PROBLEM DETAILS
Print all of the lines exactly. Any picture among them stays out.

[start]

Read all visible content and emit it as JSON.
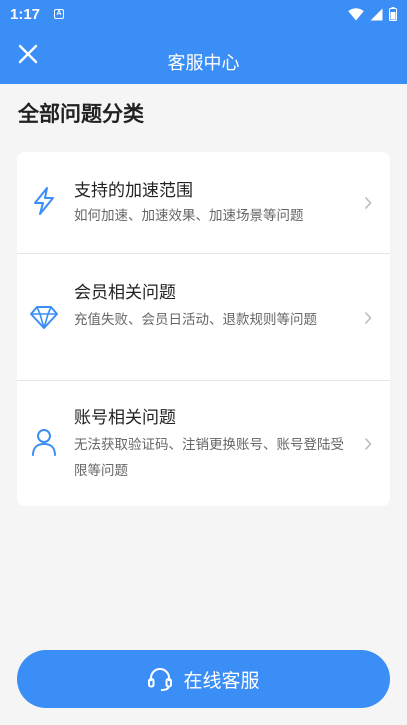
{
  "status_bar": {
    "time": "1:17",
    "notification_letter": "A"
  },
  "app_bar": {
    "title": "客服中心",
    "close_icon": "close-icon"
  },
  "section": {
    "title": "全部问题分类"
  },
  "categories": [
    {
      "icon": "lightning-icon",
      "title": "支持的加速范围",
      "desc": "如何加速、加速效果、加速场景等问题"
    },
    {
      "icon": "diamond-icon",
      "title": "会员相关问题",
      "desc": "充值失败、会员日活动、退款规则等问题"
    },
    {
      "icon": "user-icon",
      "title": "账号相关问题",
      "desc": "无法获取验证码、注销更换账号、账号登陆受限等问题"
    }
  ],
  "cta": {
    "label": "在线客服",
    "icon": "headset-icon"
  },
  "colors": {
    "primary": "#3a8ef6",
    "background": "#f5f5f5",
    "card": "#ffffff"
  }
}
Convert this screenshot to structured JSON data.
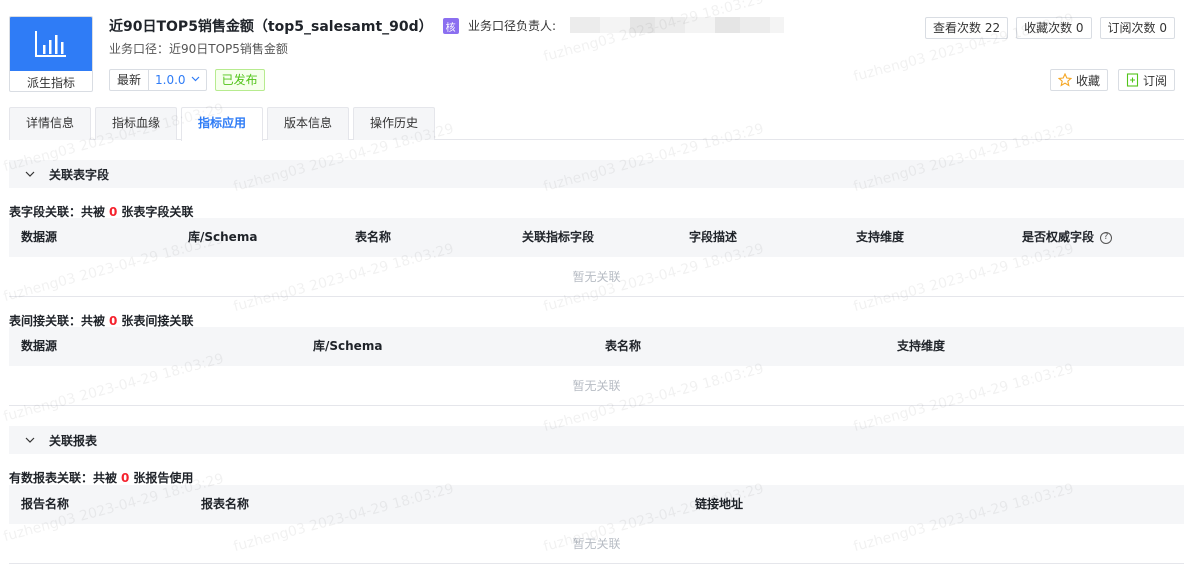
{
  "header": {
    "logo_label": "派生指标",
    "title": "近90日TOP5销售金额（top5_salesamt_90d）",
    "core_badge": "核",
    "owner_label": "业务口径负责人:",
    "biz_caliber": "业务口径：近90日TOP5销售金额",
    "version_latest": "最新",
    "version_value": "1.0.0",
    "status": "已发布",
    "stats": {
      "views": "查看次数 22",
      "favorites": "收藏次数 0",
      "subscriptions": "订阅次数 0"
    },
    "favorite_btn": "收藏",
    "subscribe_btn": "订阅"
  },
  "tabs": [
    "详情信息",
    "指标血缘",
    "指标应用",
    "版本信息",
    "操作历史"
  ],
  "active_tab": "指标应用",
  "section_fields": {
    "title": "关联表字段",
    "direct": {
      "prefix": "表字段关联：共被",
      "count": "0",
      "suffix": "张表字段关联",
      "columns": [
        "数据源",
        "库/Schema",
        "表名称",
        "关联指标字段",
        "字段描述",
        "支持维度",
        "是否权威字段"
      ],
      "empty": "暂无关联"
    },
    "indirect": {
      "prefix": "表间接关联：共被",
      "count": "0",
      "suffix": "张表间接关联",
      "columns": [
        "数据源",
        "库/Schema",
        "表名称",
        "支持维度"
      ],
      "empty": "暂无关联"
    }
  },
  "section_reports": {
    "title": "关联报表",
    "summary": {
      "prefix": "有数报表关联：共被",
      "count": "0",
      "suffix": "张报告使用",
      "columns": [
        "报告名称",
        "报表名称",
        "链接地址"
      ],
      "empty": "暂无关联"
    }
  },
  "watermark": "fuzheng03 2023-04-29 18:03:29",
  "colors": {
    "accent": "#2f7cf6",
    "badge": "#8b6ff0",
    "success": "#52c41a",
    "count": "#f5222d"
  }
}
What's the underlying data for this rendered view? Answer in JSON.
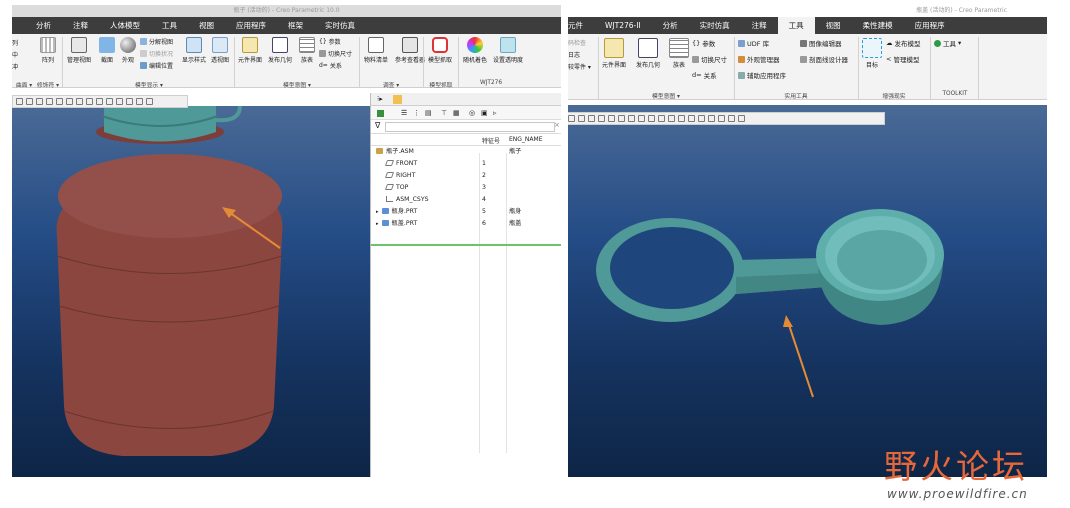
{
  "left_window": {
    "title": "瓶子 (活动的) - Creo Parametric 10.0",
    "menu_tabs": [
      "分析",
      "注释",
      "人体模型",
      "工具",
      "视图",
      "应用程序",
      "框架",
      "实时仿真"
    ],
    "ribbon": {
      "partial_left": [
        "列",
        "中",
        "冲"
      ],
      "array": "阵列",
      "manage_view": "管理视图",
      "section": "截面",
      "appearance": "外观",
      "exploded_view": "分解视图",
      "toggle_state": "切换状况",
      "edit_position": "编辑位置",
      "display_style": "显示样式",
      "perspective": "透视图",
      "component_interface": "元件界面",
      "publish_geometry": "发布几何",
      "table": "族表",
      "params": "参数",
      "switch_dims": "切换尺寸",
      "relations": "关系",
      "bom": "物料清单",
      "reference_viewer": "参考查看器",
      "model_capture": "模型抓取",
      "random_color": "随机着色",
      "set_transparency": "设置透明度",
      "groups": [
        "修饰符 ▾",
        "模型显示 ▾",
        "模型意图 ▾",
        "调查 ▾",
        "模型抓取",
        "WJT276"
      ],
      "partial_group": "曲面 ▾"
    },
    "model_tree": {
      "col_feature_id": "特征号",
      "col_eng_name": "ENG_NAME",
      "rows": [
        {
          "name": "瓶子.ASM",
          "id": "",
          "eng": "瓶子",
          "icon": "asm"
        },
        {
          "name": "FRONT",
          "id": "1",
          "eng": "",
          "icon": "plane"
        },
        {
          "name": "RIGHT",
          "id": "2",
          "eng": "",
          "icon": "plane"
        },
        {
          "name": "TOP",
          "id": "3",
          "eng": "",
          "icon": "plane"
        },
        {
          "name": "ASM_CSYS",
          "id": "4",
          "eng": "",
          "icon": "csys"
        },
        {
          "name": "瓶身.PRT",
          "id": "5",
          "eng": "瓶身",
          "icon": "prt"
        },
        {
          "name": "瓶盖.PRT",
          "id": "6",
          "eng": "瓶盖",
          "icon": "prt"
        }
      ]
    }
  },
  "right_window": {
    "title": "瓶盖 (活动的) - Creo Parametric",
    "menu_tabs": [
      "元件",
      "WJT276-II",
      "分析",
      "实时仿真",
      "注释",
      "工具",
      "视图",
      "柔性建模",
      "应用程序"
    ],
    "active_tab": "工具",
    "ribbon": {
      "partial_left": [
        "码检查",
        "日志",
        "较零件 ▾"
      ],
      "component_interface": "元件界面",
      "publish_geometry": "发布几何",
      "table": "族表",
      "params": "参数",
      "switch_dims": "切换尺寸",
      "relations": "关系",
      "udf_lib": "UDF 库",
      "appearance_manager": "外观管理器",
      "aux_app": "辅助应用程序",
      "image_editor": "图像编辑器",
      "section_designer": "剖面线设计器",
      "target": "目标",
      "publish_model": "发布模型",
      "manage_model": "管理模型",
      "tools": "工具",
      "groups": [
        "模型意图 ▾",
        "实用工具",
        "增强现实",
        "TOOLKIT"
      ]
    }
  },
  "watermark": {
    "title": "野火论坛",
    "url": "www.proewildfire.cn"
  },
  "colors": {
    "bottle_body": "#8b4640",
    "bottle_cap": "#4f9a98",
    "viewport_top": "#4a6a96",
    "viewport_bottom": "#0e2546",
    "arrow": "#e58a35",
    "active_tab_bg": "#f3f3f3",
    "menu_bg": "#3d3d3d"
  }
}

[end]

FINAL ANSWER
Read all visible content and emit it as JSON.
{
  "status_bar": {
    "time": "1:17",
    "notification_letter": "A"
  },
  "app_bar": {
    "title": "客服中心",
    "close_icon": "close-icon"
  },
  "section": {
    "title": "全部问题分类"
  },
  "categories": [
    {
      "icon": "lightning-icon",
      "title": "支持的加速范围",
      "desc": "如何加速、加速效果、加速场景等问题"
    },
    {
      "icon": "diamond-icon",
      "title": "会员相关问题",
      "desc": "充值失败、会员日活动、退款规则等问题"
    },
    {
      "icon": "user-icon",
      "title": "账号相关问题",
      "desc": "无法获取验证码、注销更换账号、账号登陆受限等问题"
    }
  ],
  "cta": {
    "label": "在线客服",
    "icon": "headset-icon"
  },
  "colors": {
    "primary": "#3a8ef6",
    "background": "#f5f5f5",
    "card": "#ffffff"
  }
}
Convert this screenshot to structured JSON data.
{
  "header": {
    "logo_label": "派生指标",
    "title": "近90日TOP5销售金额（top5_salesamt_90d）",
    "core_badge": "核",
    "owner_label": "业务口径负责人:",
    "biz_caliber": "业务口径：近90日TOP5销售金额",
    "version_latest": "最新",
    "version_value": "1.0.0",
    "status": "已发布",
    "stats": {
      "views": "查看次数 22",
      "favorites": "收藏次数 0",
      "subscriptions": "订阅次数 0"
    },
    "favorite_btn": "收藏",
    "subscribe_btn": "订阅"
  },
  "tabs": [
    "详情信息",
    "指标血缘",
    "指标应用",
    "版本信息",
    "操作历史"
  ],
  "active_tab": "指标应用",
  "section_fields": {
    "title": "关联表字段",
    "direct": {
      "prefix": "表字段关联：共被",
      "count": "0",
      "suffix": "张表字段关联",
      "columns": [
        "数据源",
        "库/Schema",
        "表名称",
        "关联指标字段",
        "字段描述",
        "支持维度",
        "是否权威字段"
      ],
      "empty": "暂无关联"
    },
    "indirect": {
      "prefix": "表间接关联：共被",
      "count": "0",
      "suffix": "张表间接关联",
      "columns": [
        "数据源",
        "库/Schema",
        "表名称",
        "支持维度"
      ],
      "empty": "暂无关联"
    }
  },
  "section_reports": {
    "title": "关联报表",
    "summary": {
      "prefix": "有数报表关联：共被",
      "count": "0",
      "suffix": "张报告使用",
      "columns": [
        "报告名称",
        "报表名称",
        "链接地址"
      ],
      "empty": "暂无关联"
    }
  },
  "watermark": "fuzheng03 2023-04-29 18:03:29",
  "colors": {
    "accent": "#2f7cf6",
    "badge": "#8b6ff0",
    "success": "#52c41a",
    "count": "#f5222d"
  }
}
What's the underlying data for this rendered view? Answer in JSON.
{
  "left_window": {
    "title": "瓶子 (活动的) - Creo Parametric 10.0",
    "menu_tabs": [
      "分析",
      "注释",
      "人体模型",
      "工具",
      "视图",
      "应用程序",
      "框架",
      "实时仿真"
    ],
    "ribbon": {
      "partial_left": [
        "列",
        "中",
        "冲"
      ],
      "array": "阵列",
      "manage_view": "管理视图",
      "section": "截面",
      "appearance": "外观",
      "exploded_view": "分解视图",
      "toggle_state": "切换状况",
      "edit_position": "编辑位置",
      "display_style": "显示样式",
      "perspective": "透视图",
      "component_interface": "元件界面",
      "publish_geometry": "发布几何",
      "table": "族表",
      "params": "参数",
      "switch_dims": "切换尺寸",
      "relations": "关系",
      "bom": "物料清单",
      "reference_viewer": "参考查看器",
      "model_capture": "模型抓取",
      "random_color": "随机着色",
      "set_transparency": "设置透明度",
      "groups": [
        "修饰符 ▾",
        "模型显示 ▾",
        "模型意图 ▾",
        "调查 ▾",
        "模型抓取",
        "WJT276"
      ],
      "partial_group": "曲面 ▾"
    },
    "model_tree": {
      "col_feature_id": "特征号",
      "col_eng_name": "ENG_NAME",
      "rows": [
        {
          "name": "瓶子.ASM",
          "id": "",
          "eng": "瓶子",
          "icon": "asm"
        },
        {
          "name": "FRONT",
          "id": "1",
          "eng": "",
          "icon": "plane"
        },
        {
          "name": "RIGHT",
          "id": "2",
          "eng": "",
          "icon": "plane"
        },
        {
          "name": "TOP",
          "id": "3",
          "eng": "",
          "icon": "plane"
        },
        {
          "name": "ASM_CSYS",
          "id": "4",
          "eng": "",
          "icon": "csys"
        },
        {
          "name": "瓶身.PRT",
          "id": "5",
          "eng": "瓶身",
          "icon": "prt"
        },
        {
          "name": "瓶盖.PRT",
          "id": "6",
          "eng": "瓶盖",
          "icon": "prt"
        }
      ]
    }
  },
  "right_window": {
    "title": "瓶盖 (活动的) - Creo Parametric",
    "menu_tabs": [
      "元件",
      "WJT276-II",
      "分析",
      "实时仿真",
      "注释",
      "工具",
      "视图",
      "柔性建模",
      "应用程序"
    ],
    "active_tab": "工具",
    "ribbon": {
      "partial_left": [
        "码检查",
        "日志",
        "较零件 ▾"
      ],
      "component_interface": "元件界面",
      "publish_geometry": "发布几何",
      "table": "族表",
      "params": "参数",
      "switch_dims": "切换尺寸",
      "relations": "关系",
      "udf_lib": "UDF 库",
      "appearance_manager": "外观管理器",
      "aux_app": "辅助应用程序",
      "image_editor": "图像编辑器",
      "section_designer": "剖面线设计器",
      "target": "目标",
      "publish_model": "发布模型",
      "manage_model": "管理模型",
      "tools": "工具",
      "groups": [
        "模型意图 ▾",
        "实用工具",
        "增强现实",
        "TOOLKIT"
      ]
    }
  },
  "watermark": {
    "title": "野火论坛",
    "url": "www.proewildfire.cn"
  },
  "colors": {
    "bottle_body": "#8b4640",
    "bottle_cap": "#4f9a98",
    "viewport_top": "#4a6a96",
    "viewport_bottom": "#0e2546",
    "arrow": "#e58a35",
    "active_tab_bg": "#f3f3f3",
    "menu_bg": "#3d3d3d"
  }
}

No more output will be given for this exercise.